■ **WHAT TO DO**
All of the material below is to be returned exactly.

■ **SUPPLIED INFORMATION**
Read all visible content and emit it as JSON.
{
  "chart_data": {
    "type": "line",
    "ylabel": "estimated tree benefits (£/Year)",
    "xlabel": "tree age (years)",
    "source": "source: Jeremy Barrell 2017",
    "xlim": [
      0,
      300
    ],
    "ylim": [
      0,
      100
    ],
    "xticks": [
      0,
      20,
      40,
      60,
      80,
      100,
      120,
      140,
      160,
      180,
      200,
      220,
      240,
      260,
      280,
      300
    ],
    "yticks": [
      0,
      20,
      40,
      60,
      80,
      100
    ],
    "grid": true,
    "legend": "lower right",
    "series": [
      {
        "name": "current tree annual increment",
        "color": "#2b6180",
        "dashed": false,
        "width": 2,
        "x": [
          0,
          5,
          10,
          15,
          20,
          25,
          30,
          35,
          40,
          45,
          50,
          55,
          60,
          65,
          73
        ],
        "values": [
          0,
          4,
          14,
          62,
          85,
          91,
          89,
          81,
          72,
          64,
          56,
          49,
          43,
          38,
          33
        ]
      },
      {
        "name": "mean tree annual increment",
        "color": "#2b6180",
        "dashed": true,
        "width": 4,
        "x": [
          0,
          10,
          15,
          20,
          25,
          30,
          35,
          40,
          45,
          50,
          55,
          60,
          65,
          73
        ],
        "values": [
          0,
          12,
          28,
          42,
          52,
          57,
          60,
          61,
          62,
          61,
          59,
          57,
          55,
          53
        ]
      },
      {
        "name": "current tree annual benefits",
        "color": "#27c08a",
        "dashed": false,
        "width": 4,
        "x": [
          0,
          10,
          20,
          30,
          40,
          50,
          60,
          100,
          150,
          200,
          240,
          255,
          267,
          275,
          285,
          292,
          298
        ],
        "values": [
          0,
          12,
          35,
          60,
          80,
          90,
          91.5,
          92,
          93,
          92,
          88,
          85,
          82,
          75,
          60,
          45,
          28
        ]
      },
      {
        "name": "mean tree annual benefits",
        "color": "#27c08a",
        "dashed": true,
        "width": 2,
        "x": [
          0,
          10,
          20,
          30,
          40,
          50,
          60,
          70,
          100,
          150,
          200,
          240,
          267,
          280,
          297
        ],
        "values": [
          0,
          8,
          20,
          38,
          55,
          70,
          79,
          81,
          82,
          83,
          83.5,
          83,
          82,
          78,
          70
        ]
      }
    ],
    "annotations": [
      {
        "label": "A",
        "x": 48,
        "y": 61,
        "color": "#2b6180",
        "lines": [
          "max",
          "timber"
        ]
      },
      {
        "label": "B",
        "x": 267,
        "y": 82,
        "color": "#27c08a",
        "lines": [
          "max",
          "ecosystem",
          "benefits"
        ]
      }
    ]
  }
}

■ **THE REPLY**
Read all visible content and emit it as JSON.
{
  "chart_data": {
    "type": "line",
    "ylabel": "estimated tree benefits (£/Year)",
    "xlabel": "tree age (years)",
    "source": "source: Jeremy Barrell 2017",
    "xlim": [
      0,
      300
    ],
    "ylim": [
      0,
      100
    ],
    "xticks": [
      0,
      20,
      40,
      60,
      80,
      100,
      120,
      140,
      160,
      180,
      200,
      220,
      240,
      260,
      280,
      300
    ],
    "yticks": [
      0,
      20,
      40,
      60,
      80,
      100
    ],
    "grid": true,
    "legend": "lower right",
    "series": [
      {
        "name": "current tree annual increment",
        "color": "#2b6180",
        "dashed": false,
        "width": 2,
        "x": [
          0,
          5,
          10,
          15,
          20,
          25,
          30,
          35,
          40,
          45,
          50,
          55,
          60,
          65,
          73
        ],
        "values": [
          0,
          4,
          14,
          62,
          85,
          91,
          89,
          81,
          72,
          64,
          56,
          49,
          43,
          38,
          33
        ]
      },
      {
        "name": "mean tree annual increment",
        "color": "#2b6180",
        "dashed": true,
        "width": 4,
        "x": [
          0,
          10,
          15,
          20,
          25,
          30,
          35,
          40,
          45,
          50,
          55,
          60,
          65,
          73
        ],
        "values": [
          0,
          12,
          28,
          42,
          52,
          57,
          60,
          61,
          62,
          61,
          59,
          57,
          55,
          53
        ]
      },
      {
        "name": "current tree annual benefits",
        "color": "#27c08a",
        "dashed": false,
        "width": 4,
        "x": [
          0,
          10,
          20,
          30,
          40,
          50,
          60,
          100,
          150,
          200,
          240,
          255,
          267,
          275,
          285,
          292,
          298
        ],
        "values": [
          0,
          12,
          35,
          60,
          80,
          90,
          91.5,
          92,
          93,
          92,
          88,
          85,
          82,
          75,
          60,
          45,
          28
        ]
      },
      {
        "name": "mean tree annual benefits",
        "color": "#27c08a",
        "dashed": true,
        "width": 2,
        "x": [
          0,
          10,
          20,
          30,
          40,
          50,
          60,
          70,
          100,
          150,
          200,
          240,
          267,
          280,
          297
        ],
        "values": [
          0,
          8,
          20,
          38,
          55,
          70,
          79,
          81,
          82,
          83,
          83.5,
          83,
          82,
          78,
          70
        ]
      }
    ],
    "annotations": [
      {
        "label": "A",
        "x": 48,
        "y": 61,
        "color": "#2b6180",
        "lines": [
          "max",
          "timber"
        ]
      },
      {
        "label": "B",
        "x": 267,
        "y": 82,
        "color": "#27c08a",
        "lines": [
          "max",
          "ecosystem",
          "benefits"
        ]
      }
    ]
  }
}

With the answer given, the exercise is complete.